» Your objective
Copy every line of the records below that holds the word "Answer".

» Supplied records
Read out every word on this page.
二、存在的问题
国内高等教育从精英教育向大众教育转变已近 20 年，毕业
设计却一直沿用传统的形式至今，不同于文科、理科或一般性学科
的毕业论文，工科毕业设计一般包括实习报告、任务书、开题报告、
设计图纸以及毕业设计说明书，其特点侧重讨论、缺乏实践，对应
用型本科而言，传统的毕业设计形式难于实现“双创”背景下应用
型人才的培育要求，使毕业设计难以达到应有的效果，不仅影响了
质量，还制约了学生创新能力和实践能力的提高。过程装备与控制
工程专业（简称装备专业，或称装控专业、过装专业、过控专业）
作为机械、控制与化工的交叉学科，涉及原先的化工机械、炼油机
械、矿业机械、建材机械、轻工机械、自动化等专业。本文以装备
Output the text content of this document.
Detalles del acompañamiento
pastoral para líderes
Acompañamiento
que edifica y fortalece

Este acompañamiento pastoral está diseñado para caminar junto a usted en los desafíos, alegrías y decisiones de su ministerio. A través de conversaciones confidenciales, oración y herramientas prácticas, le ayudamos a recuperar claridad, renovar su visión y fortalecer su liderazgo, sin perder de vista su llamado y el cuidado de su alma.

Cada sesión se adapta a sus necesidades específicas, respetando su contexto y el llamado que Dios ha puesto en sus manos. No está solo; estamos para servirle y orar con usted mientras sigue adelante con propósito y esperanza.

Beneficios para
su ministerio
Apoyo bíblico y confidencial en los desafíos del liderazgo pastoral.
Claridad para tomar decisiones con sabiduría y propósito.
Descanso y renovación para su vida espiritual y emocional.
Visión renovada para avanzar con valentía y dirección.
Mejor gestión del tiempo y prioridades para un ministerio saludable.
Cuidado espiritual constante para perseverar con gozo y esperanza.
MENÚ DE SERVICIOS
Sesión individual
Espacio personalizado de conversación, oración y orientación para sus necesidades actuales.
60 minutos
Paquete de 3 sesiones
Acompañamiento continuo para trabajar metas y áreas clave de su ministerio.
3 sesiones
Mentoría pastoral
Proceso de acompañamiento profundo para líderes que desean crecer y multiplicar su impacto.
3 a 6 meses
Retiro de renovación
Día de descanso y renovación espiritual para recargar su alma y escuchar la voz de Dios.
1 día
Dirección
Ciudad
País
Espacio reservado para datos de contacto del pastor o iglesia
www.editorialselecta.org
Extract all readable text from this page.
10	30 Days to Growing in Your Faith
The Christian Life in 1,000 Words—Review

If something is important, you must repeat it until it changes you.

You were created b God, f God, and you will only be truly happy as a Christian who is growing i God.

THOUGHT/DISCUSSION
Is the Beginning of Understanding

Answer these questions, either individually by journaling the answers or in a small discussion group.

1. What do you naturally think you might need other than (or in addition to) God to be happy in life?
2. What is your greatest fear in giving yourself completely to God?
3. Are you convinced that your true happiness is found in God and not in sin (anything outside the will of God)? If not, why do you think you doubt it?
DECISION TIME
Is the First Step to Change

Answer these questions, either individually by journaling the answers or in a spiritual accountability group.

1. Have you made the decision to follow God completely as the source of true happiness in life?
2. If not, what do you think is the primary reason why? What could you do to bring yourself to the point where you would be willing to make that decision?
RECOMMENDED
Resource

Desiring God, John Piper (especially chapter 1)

» The reply
Answer these questions, either individually by journaling the answers or in a small discussion group.
Answer these questions, either individually by journaling the answers or in a spiritual accountability group.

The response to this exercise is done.